#### [Exercise requirements]
Count every line of these entries that holds the word "maletero", and reply with the number only.

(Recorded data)
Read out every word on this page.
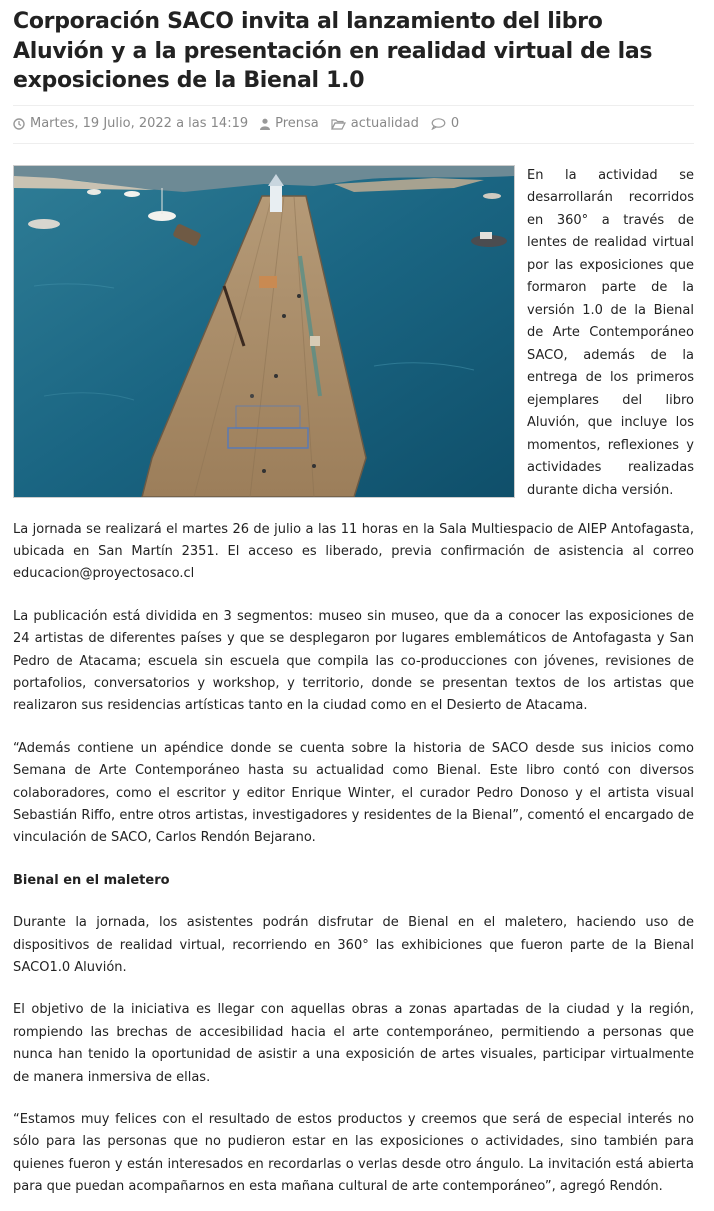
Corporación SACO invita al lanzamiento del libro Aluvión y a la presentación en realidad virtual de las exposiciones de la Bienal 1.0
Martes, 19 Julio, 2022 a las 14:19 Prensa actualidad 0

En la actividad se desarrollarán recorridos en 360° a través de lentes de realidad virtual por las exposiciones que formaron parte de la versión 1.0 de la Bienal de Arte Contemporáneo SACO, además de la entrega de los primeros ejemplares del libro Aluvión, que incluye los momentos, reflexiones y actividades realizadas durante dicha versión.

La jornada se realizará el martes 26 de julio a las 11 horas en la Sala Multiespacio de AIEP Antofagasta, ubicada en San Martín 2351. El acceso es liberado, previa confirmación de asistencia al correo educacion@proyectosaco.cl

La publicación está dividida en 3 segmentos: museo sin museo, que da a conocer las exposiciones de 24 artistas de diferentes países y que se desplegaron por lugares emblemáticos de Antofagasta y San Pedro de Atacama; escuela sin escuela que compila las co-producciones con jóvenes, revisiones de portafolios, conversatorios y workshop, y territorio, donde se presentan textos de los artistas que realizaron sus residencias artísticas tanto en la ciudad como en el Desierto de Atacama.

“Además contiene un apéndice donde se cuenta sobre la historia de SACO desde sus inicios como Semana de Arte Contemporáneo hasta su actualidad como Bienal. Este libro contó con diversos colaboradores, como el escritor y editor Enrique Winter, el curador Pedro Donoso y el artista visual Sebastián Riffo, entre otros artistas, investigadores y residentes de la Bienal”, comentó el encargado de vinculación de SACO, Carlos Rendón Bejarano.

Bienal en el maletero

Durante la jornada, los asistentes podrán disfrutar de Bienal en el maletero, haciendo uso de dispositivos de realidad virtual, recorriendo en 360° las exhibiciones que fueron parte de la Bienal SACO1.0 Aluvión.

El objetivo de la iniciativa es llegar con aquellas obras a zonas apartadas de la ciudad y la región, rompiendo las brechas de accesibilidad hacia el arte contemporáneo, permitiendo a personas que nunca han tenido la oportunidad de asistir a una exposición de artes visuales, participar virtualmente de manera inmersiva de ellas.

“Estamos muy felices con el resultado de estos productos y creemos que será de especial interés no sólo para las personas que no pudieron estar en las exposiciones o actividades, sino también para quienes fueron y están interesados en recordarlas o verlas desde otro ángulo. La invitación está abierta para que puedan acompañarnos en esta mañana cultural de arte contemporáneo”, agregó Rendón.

#### [Solution below]
2